======== GIVEN DATA

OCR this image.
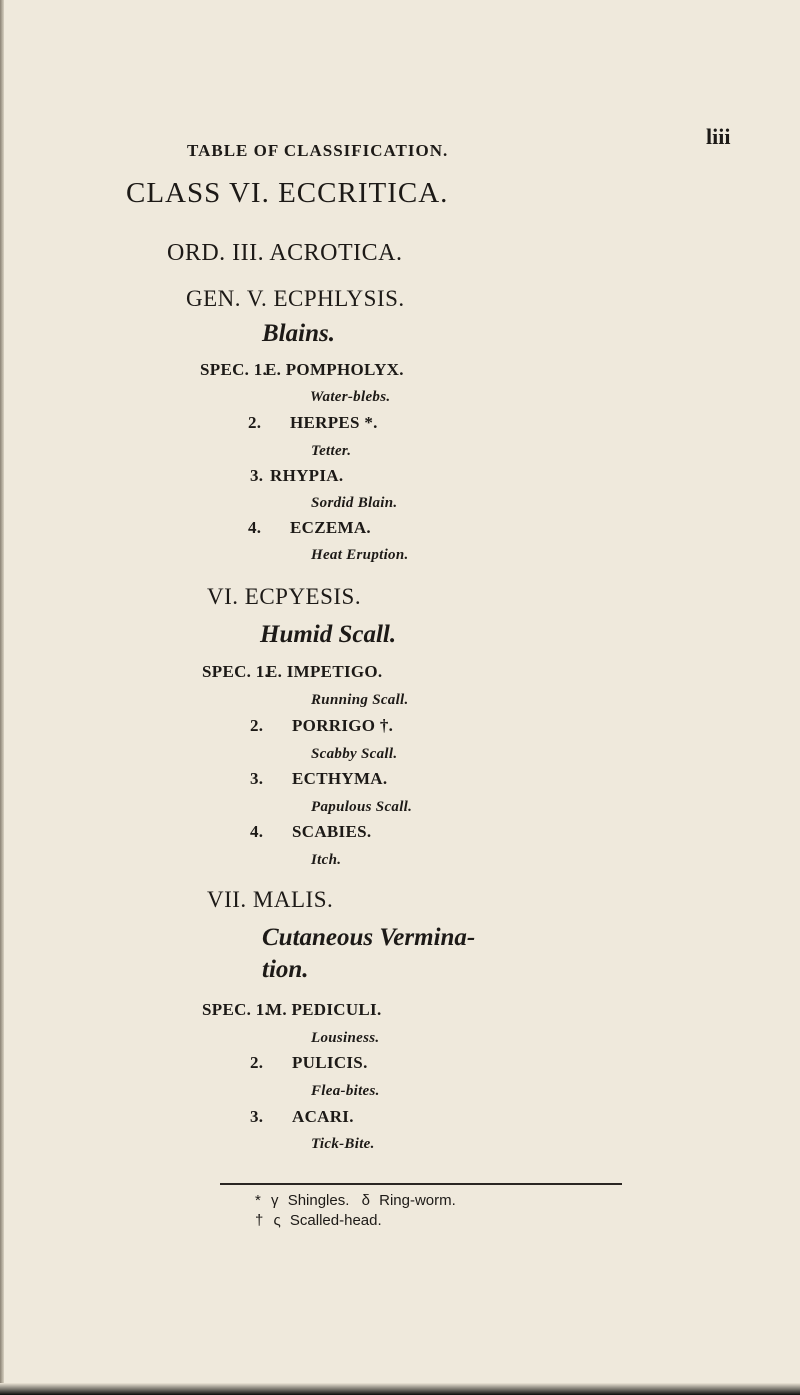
TABLE OF CLASSIFICATION.
liii
CLASS VI. ECCRITICA.
ORD. III. ACROTICA.
GEN. V. ECPHLYSIS.
Blains.
SPEC. 1.
E. POMPHOLYX.
Water-blebs.
2. HERPES *.
Tetter.
3. RHYPIA.
Sordid Blain.
4. ECZEMA.
Heat Eruption.
VI. ECPYESIS.
Humid Scall.
SPEC. 1.
E. IMPETIGO.
Running Scall.
2. PORRIGO †.
Scabby Scall.
3. ECTHYMA.
Papulous Scall.
4. SCABIES.
Itch.
VII. MALIS.
Cutaneous Vermina-
tion.
SPEC. 1.
M. PEDICULI.
Lousiness.
2. PULICIS.
Flea-bites.
3. ACARI.
Tick-Bite.
* γ Shingles. δ Ring-worm.
† ς Scalled-head.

================

• EXERCISE INSTRUCTIONS: Replicate the material above verbatim; images stay out of the copy.

• SOLVED PROBLEM:
OCR this image.
TABLE OF CLASSIFICATION.
liii
CLASS VI. ECCRITICA.
ORD. III. ACROTICA.
GEN. V. ECPHLYSIS.
Blains.
SPEC. 1.
E. POMPHOLYX.
Water-blebs.
2. HERPES *.
Tetter.
3. RHYPIA.
Sordid Blain.
4. ECZEMA.
Heat Eruption.
VI. ECPYESIS.
Humid Scall.
SPEC. 1.
E. IMPETIGO.
Running Scall.
2. PORRIGO †.
Scabby Scall.
3. ECTHYMA.
Papulous Scall.
4. SCABIES.
Itch.
VII. MALIS.
Cutaneous Vermina-
tion.
SPEC. 1.
M. PEDICULI.
Lousiness.
2. PULICIS.
Flea-bites.
3. ACARI.
Tick-Bite.
* γ Shingles. δ Ring-worm.
† ς Scalled-head.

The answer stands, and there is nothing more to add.